Dataset items:
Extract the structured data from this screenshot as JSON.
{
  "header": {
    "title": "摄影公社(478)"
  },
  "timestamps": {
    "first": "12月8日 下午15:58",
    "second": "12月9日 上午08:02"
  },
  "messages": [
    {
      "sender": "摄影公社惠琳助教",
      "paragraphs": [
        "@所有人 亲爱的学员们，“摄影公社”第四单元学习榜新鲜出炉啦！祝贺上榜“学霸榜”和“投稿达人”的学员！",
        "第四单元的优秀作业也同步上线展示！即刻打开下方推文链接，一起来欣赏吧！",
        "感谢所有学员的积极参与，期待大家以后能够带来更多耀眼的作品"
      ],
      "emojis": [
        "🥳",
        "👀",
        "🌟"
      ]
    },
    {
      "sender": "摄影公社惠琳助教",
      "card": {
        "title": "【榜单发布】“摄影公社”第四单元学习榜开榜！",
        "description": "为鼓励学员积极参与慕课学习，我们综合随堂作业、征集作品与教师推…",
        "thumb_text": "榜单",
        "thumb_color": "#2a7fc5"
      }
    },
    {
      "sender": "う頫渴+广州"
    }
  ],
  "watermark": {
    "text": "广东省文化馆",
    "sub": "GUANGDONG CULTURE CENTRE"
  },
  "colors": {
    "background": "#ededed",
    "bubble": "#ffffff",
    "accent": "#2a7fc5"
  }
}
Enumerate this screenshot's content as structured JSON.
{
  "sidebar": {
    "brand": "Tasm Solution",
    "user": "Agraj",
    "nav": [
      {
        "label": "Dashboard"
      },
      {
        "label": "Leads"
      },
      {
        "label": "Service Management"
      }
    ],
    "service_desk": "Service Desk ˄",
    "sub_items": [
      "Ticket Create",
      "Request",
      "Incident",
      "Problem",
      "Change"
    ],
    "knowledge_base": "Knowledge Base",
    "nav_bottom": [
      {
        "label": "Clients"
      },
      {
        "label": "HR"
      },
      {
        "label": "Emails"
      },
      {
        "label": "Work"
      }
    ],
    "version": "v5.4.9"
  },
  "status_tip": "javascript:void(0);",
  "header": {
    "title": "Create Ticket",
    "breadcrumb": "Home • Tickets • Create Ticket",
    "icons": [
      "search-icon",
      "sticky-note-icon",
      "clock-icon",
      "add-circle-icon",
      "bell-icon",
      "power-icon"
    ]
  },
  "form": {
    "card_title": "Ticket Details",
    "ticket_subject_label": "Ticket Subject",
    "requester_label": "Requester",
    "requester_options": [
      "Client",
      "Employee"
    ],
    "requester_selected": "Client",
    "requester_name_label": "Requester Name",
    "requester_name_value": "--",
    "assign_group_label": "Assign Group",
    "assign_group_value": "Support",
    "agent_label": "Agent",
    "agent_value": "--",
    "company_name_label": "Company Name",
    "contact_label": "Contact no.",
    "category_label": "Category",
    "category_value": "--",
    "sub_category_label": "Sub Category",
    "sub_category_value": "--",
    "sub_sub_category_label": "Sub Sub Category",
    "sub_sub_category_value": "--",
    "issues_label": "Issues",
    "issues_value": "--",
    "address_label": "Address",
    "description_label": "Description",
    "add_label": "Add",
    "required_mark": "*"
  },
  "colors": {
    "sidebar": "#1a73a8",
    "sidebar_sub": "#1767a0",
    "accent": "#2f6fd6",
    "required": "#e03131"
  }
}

> _TASK DETAILS_
From the entries above, copy out every line where the string "JSON" appears.

> _ANSWER IN FULL_
Extract the structured data from this screenshot as JSON.
Enumerate this screenshot's content as structured JSON.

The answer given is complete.